* START Data for this task *

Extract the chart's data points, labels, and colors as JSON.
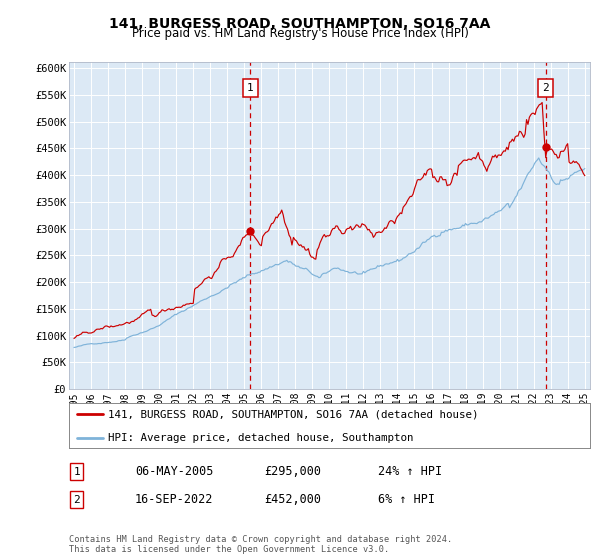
{
  "title1": "141, BURGESS ROAD, SOUTHAMPTON, SO16 7AA",
  "title2": "Price paid vs. HM Land Registry's House Price Index (HPI)",
  "ylabel_ticks": [
    "£0",
    "£50K",
    "£100K",
    "£150K",
    "£200K",
    "£250K",
    "£300K",
    "£350K",
    "£400K",
    "£450K",
    "£500K",
    "£550K",
    "£600K"
  ],
  "ytick_values": [
    0,
    50000,
    100000,
    150000,
    200000,
    250000,
    300000,
    350000,
    400000,
    450000,
    500000,
    550000,
    600000
  ],
  "ylim": [
    0,
    612000
  ],
  "xlim_start": 1994.7,
  "xlim_end": 2025.3,
  "bg_color": "#dce9f5",
  "red_color": "#cc0000",
  "blue_color": "#7fb3d9",
  "sale1_x": 2005.35,
  "sale1_y": 295000,
  "sale2_x": 2022.71,
  "sale2_y": 452000,
  "legend_line1": "141, BURGESS ROAD, SOUTHAMPTON, SO16 7AA (detached house)",
  "legend_line2": "HPI: Average price, detached house, Southampton",
  "annotation1_num": "1",
  "annotation1_date": "06-MAY-2005",
  "annotation1_price": "£295,000",
  "annotation1_hpi": "24% ↑ HPI",
  "annotation2_num": "2",
  "annotation2_date": "16-SEP-2022",
  "annotation2_price": "£452,000",
  "annotation2_hpi": "6% ↑ HPI",
  "footer": "Contains HM Land Registry data © Crown copyright and database right 2024.\nThis data is licensed under the Open Government Licence v3.0."
}
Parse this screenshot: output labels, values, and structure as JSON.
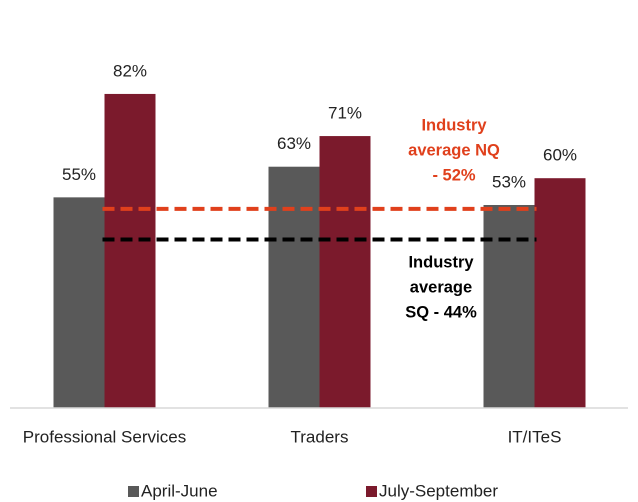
{
  "chart_data": {
    "type": "bar",
    "categories": [
      "Professional Services",
      "Traders",
      "IT/ITeS"
    ],
    "series": [
      {
        "name": "April-June",
        "color": "#595959",
        "values": [
          55,
          63,
          53
        ],
        "value_labels": [
          "55%",
          "63%",
          "53%"
        ]
      },
      {
        "name": "July-September",
        "color": "#7b1a2c",
        "values": [
          82,
          71,
          60
        ],
        "value_labels": [
          "82%",
          "71%",
          "60%"
        ]
      }
    ],
    "ylim": [
      0,
      100
    ],
    "reference_lines": [
      {
        "value": 52,
        "color": "#e0401c",
        "lines": [
          "Industry",
          "average NQ",
          "- 52%"
        ]
      },
      {
        "value": 44,
        "color": "#000000",
        "lines": [
          "Industry",
          "average",
          "SQ - 44%"
        ]
      }
    ],
    "legend": "bottom"
  }
}
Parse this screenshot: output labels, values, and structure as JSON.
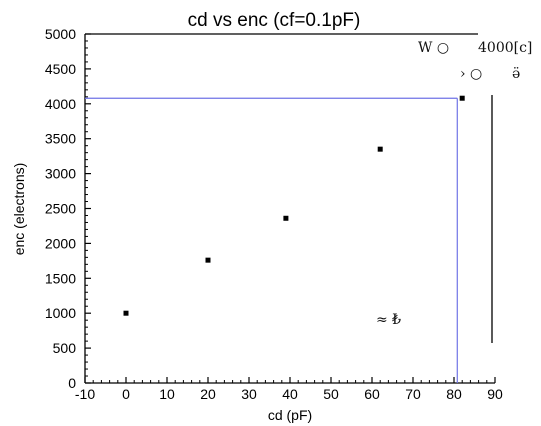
{
  "chart_data": {
    "type": "scatter",
    "title": "cd vs enc (cf=0.1pF)",
    "xlabel": "cd (pF)",
    "ylabel": "enc (electrons)",
    "xlim": [
      -10,
      90
    ],
    "ylim": [
      0,
      5000
    ],
    "xticks": [
      "-10",
      "0",
      "10",
      "20",
      "30",
      "40",
      "50",
      "60",
      "70",
      "80",
      "90"
    ],
    "yticks": [
      "0",
      "500",
      "1000",
      "1500",
      "2000",
      "2500",
      "3000",
      "3500",
      "4000",
      "4500",
      "5000"
    ],
    "points": [
      {
        "x": 0,
        "y": 1000
      },
      {
        "x": 20,
        "y": 1760
      },
      {
        "x": 39,
        "y": 2360
      },
      {
        "x": 62,
        "y": 3350
      },
      {
        "x": 82,
        "y": 4080
      }
    ],
    "crosshair": {
      "x": 80.8,
      "y": 4080
    },
    "grid": false,
    "point_color": "#000000",
    "crosshair_color": "#6f73e6",
    "scan_artifacts": {
      "top_left_marks": "W  ○",
      "top_value": "4000[c]",
      "second_row_marks": "›  ○",
      "second_row_value": "ӛ",
      "lower_marks": "≈   ₺"
    }
  }
}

* END Data for this task *

*Aim:*
Determine how many lines of the entries above carry the string "ROAD", and give that number alone.

*Finished task:*
2